▸ PROBLEM TO SOLVE: For each line of the data below that contains "Jennifer", return that line.

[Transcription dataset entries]
◇ ◇ ◇ ◇ ◇ ◇ ◇
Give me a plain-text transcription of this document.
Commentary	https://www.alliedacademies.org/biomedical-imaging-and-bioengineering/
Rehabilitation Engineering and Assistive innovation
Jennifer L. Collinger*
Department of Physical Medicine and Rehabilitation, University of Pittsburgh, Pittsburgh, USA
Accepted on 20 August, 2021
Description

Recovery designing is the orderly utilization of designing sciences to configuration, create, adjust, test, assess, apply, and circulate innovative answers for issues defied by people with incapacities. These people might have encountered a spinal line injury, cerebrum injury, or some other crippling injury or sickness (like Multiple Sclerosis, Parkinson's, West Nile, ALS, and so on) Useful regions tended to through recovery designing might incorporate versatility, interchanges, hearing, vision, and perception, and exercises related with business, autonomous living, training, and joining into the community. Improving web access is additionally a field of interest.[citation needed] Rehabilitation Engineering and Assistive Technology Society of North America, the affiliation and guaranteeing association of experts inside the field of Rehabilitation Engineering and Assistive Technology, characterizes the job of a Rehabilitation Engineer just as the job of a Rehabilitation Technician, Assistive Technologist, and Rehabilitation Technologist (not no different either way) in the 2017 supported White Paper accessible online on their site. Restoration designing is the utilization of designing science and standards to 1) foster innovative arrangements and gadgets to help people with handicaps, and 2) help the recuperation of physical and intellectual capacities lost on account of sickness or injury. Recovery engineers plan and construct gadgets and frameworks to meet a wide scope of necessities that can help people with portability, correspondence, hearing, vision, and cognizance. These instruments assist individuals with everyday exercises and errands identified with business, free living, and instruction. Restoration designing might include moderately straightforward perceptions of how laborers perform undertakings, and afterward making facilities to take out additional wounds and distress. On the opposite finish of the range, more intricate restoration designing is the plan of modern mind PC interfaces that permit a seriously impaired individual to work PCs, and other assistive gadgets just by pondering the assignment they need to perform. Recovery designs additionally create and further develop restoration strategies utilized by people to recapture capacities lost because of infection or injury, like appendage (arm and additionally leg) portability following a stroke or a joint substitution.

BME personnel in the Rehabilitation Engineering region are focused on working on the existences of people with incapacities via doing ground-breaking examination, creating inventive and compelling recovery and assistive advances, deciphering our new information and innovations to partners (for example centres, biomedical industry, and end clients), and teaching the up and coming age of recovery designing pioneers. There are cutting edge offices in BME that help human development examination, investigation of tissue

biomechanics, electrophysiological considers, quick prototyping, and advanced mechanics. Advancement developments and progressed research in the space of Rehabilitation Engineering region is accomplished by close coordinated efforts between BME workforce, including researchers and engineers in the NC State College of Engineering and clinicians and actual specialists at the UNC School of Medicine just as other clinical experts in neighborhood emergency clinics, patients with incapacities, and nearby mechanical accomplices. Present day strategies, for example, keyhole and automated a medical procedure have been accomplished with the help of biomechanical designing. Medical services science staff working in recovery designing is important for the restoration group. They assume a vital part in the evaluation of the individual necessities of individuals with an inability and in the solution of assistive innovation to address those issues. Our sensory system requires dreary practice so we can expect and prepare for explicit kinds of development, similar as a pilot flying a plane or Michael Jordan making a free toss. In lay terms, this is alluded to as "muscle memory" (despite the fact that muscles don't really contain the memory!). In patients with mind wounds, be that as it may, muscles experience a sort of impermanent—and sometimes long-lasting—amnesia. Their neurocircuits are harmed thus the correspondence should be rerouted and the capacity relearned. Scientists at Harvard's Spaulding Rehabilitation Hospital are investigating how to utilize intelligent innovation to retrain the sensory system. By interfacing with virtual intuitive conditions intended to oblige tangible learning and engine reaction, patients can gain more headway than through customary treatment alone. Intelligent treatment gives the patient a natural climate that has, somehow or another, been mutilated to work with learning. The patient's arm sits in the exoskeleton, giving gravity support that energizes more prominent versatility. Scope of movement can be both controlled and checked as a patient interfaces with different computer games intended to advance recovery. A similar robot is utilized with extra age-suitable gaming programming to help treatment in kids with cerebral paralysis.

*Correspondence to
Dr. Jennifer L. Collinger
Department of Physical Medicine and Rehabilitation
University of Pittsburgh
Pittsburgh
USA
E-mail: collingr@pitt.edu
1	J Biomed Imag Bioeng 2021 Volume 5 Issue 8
◇ ◇ ◇ ◇ ◇ ◇ ◇
▸ OUTPUT FOR THIS TASK:
Jennifer L. Collinger*
Dr. Jennifer L. Collinger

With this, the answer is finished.